▸ **WHAT YOU WILL DO**:
Where a line holds the string "viewtopic", return that line.

* start *

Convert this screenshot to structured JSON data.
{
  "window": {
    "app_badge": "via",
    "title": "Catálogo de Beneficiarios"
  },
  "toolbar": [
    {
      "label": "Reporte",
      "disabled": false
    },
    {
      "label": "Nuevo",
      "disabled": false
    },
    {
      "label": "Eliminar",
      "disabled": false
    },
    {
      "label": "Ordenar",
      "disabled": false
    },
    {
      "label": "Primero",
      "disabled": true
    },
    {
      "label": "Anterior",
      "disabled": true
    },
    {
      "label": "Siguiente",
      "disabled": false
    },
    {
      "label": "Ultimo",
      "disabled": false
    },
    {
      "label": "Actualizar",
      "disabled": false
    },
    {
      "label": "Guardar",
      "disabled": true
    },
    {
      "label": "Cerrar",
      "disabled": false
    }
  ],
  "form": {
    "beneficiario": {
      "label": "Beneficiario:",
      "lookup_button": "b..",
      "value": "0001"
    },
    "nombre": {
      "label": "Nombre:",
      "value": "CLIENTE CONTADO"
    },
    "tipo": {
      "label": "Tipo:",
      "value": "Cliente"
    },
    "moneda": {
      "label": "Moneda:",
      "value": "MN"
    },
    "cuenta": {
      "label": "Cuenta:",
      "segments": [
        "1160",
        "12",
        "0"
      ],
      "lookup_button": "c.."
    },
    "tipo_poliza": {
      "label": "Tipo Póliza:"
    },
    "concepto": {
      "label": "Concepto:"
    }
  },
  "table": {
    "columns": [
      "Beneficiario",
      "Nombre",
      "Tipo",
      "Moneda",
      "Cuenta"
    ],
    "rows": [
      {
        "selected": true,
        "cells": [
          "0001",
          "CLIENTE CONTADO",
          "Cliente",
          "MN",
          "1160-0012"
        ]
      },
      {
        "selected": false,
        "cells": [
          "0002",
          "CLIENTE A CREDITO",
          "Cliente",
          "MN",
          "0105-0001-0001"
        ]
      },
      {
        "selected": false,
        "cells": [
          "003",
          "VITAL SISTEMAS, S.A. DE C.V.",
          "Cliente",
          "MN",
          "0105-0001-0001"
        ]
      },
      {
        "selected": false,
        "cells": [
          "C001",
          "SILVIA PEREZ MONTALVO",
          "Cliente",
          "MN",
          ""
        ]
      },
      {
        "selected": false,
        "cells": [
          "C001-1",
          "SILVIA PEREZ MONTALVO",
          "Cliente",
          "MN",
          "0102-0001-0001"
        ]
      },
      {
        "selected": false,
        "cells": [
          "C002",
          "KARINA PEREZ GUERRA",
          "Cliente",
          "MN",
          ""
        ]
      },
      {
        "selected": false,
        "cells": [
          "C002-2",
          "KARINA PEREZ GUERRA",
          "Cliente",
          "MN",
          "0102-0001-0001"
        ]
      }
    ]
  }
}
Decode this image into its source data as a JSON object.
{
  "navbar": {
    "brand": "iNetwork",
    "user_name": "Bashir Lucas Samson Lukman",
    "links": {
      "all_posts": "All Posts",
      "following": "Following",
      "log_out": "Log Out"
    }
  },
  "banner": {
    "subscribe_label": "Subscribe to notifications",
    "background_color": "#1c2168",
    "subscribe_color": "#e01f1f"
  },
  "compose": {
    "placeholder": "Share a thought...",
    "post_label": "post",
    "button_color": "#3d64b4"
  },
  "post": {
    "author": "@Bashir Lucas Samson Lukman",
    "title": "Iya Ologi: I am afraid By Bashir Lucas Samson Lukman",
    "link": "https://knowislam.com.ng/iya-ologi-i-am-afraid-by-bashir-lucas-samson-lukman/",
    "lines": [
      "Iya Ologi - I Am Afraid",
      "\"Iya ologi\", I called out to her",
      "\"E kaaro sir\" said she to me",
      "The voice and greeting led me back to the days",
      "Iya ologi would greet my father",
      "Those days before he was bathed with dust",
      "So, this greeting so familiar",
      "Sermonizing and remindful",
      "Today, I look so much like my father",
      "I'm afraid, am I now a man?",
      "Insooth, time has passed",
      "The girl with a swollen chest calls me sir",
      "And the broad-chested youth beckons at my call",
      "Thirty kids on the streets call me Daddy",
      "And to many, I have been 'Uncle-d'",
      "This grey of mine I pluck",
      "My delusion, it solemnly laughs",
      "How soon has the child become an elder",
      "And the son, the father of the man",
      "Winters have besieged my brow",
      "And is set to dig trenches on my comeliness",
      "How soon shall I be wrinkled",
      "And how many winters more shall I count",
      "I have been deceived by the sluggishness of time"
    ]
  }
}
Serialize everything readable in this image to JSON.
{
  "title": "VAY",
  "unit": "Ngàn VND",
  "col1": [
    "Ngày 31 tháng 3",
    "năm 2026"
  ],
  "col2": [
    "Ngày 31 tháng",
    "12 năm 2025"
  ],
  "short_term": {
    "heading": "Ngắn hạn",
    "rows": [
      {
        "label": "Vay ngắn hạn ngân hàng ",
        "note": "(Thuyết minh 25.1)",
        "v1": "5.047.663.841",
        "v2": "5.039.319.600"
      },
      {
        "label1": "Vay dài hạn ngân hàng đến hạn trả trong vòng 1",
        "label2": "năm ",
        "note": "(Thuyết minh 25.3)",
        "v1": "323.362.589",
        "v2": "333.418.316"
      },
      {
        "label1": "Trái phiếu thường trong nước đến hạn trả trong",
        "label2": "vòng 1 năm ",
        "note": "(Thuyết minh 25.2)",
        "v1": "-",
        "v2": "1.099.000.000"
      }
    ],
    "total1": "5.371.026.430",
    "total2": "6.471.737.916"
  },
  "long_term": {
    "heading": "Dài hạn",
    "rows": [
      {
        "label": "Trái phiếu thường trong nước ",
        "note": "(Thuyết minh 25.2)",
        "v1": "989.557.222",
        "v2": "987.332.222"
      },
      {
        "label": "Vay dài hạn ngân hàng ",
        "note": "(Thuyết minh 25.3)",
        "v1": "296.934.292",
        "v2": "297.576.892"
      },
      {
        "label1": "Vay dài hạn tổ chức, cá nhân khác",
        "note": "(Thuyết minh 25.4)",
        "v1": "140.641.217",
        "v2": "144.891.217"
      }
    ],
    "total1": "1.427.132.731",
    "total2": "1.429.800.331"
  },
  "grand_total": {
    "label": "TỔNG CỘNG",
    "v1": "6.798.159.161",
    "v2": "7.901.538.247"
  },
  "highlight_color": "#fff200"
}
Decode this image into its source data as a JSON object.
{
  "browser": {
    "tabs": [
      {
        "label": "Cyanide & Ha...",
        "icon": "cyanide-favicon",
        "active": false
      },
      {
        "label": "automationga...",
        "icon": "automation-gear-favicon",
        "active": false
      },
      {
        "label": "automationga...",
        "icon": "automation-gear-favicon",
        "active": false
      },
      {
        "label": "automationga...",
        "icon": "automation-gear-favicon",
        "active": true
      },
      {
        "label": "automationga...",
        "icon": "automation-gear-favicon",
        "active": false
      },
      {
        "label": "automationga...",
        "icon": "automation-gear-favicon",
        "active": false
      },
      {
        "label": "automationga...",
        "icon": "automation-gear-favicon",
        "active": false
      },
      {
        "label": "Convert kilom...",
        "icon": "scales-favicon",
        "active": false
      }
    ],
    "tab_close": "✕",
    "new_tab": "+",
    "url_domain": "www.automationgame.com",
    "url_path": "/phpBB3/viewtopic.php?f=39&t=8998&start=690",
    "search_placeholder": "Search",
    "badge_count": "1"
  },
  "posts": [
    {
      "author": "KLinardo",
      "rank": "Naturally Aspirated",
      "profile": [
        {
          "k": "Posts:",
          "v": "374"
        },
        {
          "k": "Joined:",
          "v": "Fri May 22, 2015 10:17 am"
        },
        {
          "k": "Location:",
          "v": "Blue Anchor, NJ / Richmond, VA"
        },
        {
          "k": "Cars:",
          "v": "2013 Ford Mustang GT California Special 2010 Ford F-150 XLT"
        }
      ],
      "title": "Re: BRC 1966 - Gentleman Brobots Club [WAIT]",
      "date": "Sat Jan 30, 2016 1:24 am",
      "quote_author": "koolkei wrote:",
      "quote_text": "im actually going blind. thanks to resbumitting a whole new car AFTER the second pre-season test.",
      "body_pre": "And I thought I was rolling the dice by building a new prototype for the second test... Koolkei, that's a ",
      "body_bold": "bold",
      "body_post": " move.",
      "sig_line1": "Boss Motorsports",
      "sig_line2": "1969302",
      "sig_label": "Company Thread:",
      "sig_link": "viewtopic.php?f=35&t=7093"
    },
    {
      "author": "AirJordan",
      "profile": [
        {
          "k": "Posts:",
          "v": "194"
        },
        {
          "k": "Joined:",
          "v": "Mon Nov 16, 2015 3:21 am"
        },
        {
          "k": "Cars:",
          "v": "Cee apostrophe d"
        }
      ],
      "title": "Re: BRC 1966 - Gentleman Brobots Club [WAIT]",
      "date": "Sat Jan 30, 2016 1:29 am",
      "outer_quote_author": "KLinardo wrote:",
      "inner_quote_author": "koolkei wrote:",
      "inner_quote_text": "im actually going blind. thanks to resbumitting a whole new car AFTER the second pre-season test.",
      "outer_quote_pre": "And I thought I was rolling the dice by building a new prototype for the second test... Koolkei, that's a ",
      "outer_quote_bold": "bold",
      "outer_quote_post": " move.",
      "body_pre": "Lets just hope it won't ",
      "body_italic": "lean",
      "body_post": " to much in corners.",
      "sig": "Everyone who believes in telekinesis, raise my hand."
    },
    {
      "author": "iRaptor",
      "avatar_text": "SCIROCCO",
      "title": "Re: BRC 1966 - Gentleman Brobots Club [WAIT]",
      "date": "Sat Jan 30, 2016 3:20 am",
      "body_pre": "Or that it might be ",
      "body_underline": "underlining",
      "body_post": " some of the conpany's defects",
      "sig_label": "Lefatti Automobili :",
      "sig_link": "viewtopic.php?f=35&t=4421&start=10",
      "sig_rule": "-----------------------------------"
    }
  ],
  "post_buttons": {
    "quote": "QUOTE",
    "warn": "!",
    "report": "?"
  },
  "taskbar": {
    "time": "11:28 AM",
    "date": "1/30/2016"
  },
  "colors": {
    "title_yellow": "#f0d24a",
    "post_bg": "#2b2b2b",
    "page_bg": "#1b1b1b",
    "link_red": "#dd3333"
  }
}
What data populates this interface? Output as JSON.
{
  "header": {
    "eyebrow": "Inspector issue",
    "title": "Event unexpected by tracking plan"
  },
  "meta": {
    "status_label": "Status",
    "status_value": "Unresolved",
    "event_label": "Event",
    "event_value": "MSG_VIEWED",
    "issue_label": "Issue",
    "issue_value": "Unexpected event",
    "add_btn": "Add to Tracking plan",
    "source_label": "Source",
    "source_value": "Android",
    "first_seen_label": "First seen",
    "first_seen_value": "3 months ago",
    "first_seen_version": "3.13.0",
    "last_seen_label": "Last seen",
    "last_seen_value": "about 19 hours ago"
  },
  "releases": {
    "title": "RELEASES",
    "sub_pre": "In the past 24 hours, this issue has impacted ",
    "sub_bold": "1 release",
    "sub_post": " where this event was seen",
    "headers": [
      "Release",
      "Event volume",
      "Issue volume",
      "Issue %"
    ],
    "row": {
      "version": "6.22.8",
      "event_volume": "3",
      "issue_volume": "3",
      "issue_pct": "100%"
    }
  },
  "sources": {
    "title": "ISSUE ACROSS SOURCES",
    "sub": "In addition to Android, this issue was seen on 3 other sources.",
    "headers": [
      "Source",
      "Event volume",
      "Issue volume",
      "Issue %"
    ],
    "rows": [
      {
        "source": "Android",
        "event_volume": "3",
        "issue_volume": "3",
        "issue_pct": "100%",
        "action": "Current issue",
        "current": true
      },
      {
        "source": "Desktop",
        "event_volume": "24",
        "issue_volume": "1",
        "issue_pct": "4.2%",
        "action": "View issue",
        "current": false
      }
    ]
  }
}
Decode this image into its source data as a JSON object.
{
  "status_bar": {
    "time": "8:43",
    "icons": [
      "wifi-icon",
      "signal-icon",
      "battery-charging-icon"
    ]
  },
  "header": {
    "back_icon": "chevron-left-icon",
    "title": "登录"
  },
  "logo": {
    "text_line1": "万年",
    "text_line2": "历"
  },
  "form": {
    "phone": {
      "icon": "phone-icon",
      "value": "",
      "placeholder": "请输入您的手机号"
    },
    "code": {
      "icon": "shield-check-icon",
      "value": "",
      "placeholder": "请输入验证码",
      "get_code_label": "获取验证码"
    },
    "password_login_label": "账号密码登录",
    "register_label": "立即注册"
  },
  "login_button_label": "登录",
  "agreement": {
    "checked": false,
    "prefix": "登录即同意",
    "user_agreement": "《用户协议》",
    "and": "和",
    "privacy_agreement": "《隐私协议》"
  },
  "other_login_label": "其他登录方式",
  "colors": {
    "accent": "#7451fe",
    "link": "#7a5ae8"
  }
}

* end *

▸ **RESPONSE TO THE EXERCISE**:
    "url_path": "/phpBB3/viewtopic.php?f=39&t=8998&start=690",
      "sig_link": "viewtopic.php?f=35&t=7093"
      "sig_link": "viewtopic.php?f=35&t=4421&start=10",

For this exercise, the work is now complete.